+++ PROVIDED PASSAGE
Agent Overview

Anchor AI agent illustration

Anchor

Should-Cost & Price Challenge

Anchor turns supplier pricing conversations into evidence. It builds should-cost models from known inputs and pragmatic proxies, benchmarks proposed increases against relevant market signals, and prepares negotiation-ready challenges that protect margin without relying on gut feel. Anchor does not “auto-reject” increases or invent a number—your team sets the guardrails and target posture, and Anchor produces the analysis, comparisons, and quantified scenarios that make decisions fast and defensible. Built to support judgment, not replace it.

Primary Outputs

Typical deliverables
Should-cost model with cost stack assumptions, ranges, and sensitivity (inputs, yields, labor, freight, overhead)
Market benchmark pack: supplier claim vs. relevant indices, known quotes, and historical purchase patterns
Price increase challenge brief with quantified counterpositions and “if/then” trade options
Comparable quote normalization: apples-to-apples unit economics across suppliers, tiers, and freight terms
Negotiation talk track blocks: evidence-led questions, pressure points, and concession sequencing
Decision defensibility notes: what data supports the position, where uncertainty remains, and the risk of acceptance

Core Capabilities

What it does
Builds should-cost models using your BOM/routing inputs where available, or practical proxies when not
Benchmarks price actions against market signals, historical purchases, and known quote patterns to spot weak claims
Separates “real” cost drivers from padding (rounding, opacity, double-counting, and vague surcharge logic)
++++++
REQUIRED TASKS:
(A) Answer these questions using the Anchor agent overview:
(i) What two things does Anchor not do, according to the opening description?
(ii) What does comparable quote normalization provide?
(iii) What four kinds of padding does Anchor separate from real cost drivers?
(B) Duplicate the part of the Anchor agent overview starting with "Should-Cost & Price" and going on through "not replace it.".
+++ DATASET ENTRIES
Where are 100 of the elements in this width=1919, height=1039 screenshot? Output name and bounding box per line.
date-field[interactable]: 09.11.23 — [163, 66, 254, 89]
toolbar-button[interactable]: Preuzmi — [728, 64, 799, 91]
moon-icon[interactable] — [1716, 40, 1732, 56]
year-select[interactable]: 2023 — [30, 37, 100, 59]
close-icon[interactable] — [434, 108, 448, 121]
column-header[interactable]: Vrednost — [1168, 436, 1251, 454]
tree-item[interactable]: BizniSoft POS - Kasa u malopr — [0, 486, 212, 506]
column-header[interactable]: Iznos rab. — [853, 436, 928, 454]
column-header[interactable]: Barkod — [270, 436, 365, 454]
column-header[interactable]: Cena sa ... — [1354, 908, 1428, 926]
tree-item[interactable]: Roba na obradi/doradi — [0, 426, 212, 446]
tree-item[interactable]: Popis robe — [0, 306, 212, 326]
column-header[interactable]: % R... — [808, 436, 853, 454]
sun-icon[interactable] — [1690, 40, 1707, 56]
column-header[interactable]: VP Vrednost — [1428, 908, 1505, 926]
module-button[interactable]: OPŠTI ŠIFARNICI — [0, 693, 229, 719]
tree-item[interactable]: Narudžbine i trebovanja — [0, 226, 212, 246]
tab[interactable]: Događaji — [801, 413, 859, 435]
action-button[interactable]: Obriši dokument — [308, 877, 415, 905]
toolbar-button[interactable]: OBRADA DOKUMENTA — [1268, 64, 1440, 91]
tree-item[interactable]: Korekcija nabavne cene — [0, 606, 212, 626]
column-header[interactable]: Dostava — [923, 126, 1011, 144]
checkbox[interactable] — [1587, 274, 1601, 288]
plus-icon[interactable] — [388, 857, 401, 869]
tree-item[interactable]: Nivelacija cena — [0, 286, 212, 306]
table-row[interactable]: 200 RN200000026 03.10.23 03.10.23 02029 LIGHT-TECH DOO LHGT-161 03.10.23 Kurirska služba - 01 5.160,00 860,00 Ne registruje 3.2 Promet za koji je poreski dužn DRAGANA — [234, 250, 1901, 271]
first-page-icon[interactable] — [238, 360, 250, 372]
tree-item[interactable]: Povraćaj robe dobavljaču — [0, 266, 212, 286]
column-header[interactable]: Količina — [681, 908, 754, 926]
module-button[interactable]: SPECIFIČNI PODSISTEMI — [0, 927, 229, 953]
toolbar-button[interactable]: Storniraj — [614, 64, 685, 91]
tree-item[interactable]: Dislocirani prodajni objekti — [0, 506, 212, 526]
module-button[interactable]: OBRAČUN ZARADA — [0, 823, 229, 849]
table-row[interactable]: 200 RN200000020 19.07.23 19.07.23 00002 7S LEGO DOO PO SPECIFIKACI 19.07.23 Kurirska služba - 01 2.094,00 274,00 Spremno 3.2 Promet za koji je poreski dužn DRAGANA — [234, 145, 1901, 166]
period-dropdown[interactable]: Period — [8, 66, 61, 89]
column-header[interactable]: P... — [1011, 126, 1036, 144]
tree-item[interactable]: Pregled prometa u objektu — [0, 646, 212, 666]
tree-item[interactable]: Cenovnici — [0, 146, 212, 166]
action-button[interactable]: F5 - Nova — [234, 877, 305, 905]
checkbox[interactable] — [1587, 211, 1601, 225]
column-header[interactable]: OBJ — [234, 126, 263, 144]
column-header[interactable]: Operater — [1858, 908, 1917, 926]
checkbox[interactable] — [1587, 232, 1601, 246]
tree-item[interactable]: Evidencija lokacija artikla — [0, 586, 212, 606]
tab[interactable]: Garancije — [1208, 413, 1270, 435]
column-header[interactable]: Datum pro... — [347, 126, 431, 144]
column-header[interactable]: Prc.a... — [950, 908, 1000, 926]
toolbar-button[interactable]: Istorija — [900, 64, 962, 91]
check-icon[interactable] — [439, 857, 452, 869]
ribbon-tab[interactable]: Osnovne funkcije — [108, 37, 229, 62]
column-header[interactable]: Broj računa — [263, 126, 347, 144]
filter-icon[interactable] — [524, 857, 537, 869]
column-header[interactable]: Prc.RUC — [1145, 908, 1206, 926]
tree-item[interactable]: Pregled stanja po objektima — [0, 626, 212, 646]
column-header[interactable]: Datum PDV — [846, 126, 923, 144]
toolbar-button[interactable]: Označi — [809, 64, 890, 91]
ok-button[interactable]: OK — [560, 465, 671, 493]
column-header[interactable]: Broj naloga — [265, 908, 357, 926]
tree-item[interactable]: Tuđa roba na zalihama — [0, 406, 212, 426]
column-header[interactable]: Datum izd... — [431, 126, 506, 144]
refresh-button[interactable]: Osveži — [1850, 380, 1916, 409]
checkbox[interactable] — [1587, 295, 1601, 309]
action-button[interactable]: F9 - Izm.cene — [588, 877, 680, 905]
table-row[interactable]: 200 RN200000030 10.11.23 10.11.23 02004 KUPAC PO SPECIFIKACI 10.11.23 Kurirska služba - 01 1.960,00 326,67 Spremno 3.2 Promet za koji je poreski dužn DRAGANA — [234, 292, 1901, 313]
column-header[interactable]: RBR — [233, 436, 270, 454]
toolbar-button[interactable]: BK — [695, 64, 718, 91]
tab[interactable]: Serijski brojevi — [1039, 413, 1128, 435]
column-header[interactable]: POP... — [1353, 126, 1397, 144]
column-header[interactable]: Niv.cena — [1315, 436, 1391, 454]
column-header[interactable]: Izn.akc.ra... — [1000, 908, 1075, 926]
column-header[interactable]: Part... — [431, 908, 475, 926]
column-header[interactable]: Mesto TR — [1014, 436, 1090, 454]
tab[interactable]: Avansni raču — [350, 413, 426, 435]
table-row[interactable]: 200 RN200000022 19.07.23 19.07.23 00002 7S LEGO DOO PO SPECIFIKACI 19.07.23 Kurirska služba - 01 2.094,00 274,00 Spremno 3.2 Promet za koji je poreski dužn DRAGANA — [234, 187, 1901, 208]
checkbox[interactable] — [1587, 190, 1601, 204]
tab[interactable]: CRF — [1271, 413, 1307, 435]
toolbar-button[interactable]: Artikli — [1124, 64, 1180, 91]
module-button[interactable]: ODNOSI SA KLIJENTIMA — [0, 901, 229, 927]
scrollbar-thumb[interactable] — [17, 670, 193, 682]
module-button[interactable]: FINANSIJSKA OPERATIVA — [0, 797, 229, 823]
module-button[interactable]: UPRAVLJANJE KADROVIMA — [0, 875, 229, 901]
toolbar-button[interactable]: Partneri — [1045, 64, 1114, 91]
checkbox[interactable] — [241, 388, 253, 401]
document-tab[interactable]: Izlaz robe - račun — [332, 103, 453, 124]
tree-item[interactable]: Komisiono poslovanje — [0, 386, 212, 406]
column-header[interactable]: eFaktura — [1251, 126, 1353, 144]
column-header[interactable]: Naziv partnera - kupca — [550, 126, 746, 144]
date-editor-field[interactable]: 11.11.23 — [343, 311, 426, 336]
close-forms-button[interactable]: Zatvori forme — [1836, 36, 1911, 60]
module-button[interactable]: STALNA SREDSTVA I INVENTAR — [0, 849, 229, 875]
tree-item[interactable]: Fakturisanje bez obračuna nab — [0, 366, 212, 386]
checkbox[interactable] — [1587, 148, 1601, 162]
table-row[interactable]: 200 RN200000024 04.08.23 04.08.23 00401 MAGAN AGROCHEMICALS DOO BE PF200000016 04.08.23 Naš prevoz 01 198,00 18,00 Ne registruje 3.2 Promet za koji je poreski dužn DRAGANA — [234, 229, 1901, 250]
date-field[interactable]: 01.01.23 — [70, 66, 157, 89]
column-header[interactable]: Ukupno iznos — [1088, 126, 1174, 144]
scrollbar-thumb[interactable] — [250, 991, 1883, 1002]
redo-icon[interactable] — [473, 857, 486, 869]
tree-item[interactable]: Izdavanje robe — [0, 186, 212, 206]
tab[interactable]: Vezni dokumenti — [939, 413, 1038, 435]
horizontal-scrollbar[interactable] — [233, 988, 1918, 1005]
++++++
RESPONSES FOR EACH TASK:
(A)
(i) Anchor does not "auto-reject" increases, and it does not invent a number.
(ii) Apples-to-apples unit economics across suppliers, tiers, and freight terms.
(iii) Rounding, opacity, double-counting, and vague surcharge logic.

(B)
Should-Cost & Price Challenge

Anchor turns supplier pricing conversations into evidence. It builds should-cost models from known inputs and pragmatic proxies, benchmarks proposed increases against relevant market signals, and prepares negotiation-ready challenges that protect margin without relying on gut feel. Anchor does not “auto-reject” increases or invent a number—your team sets the guardrails and target posture, and Anchor produces the analysis, comparisons, and quantified scenarios that make decisions fast and defensible. Built to support judgment, not replace it.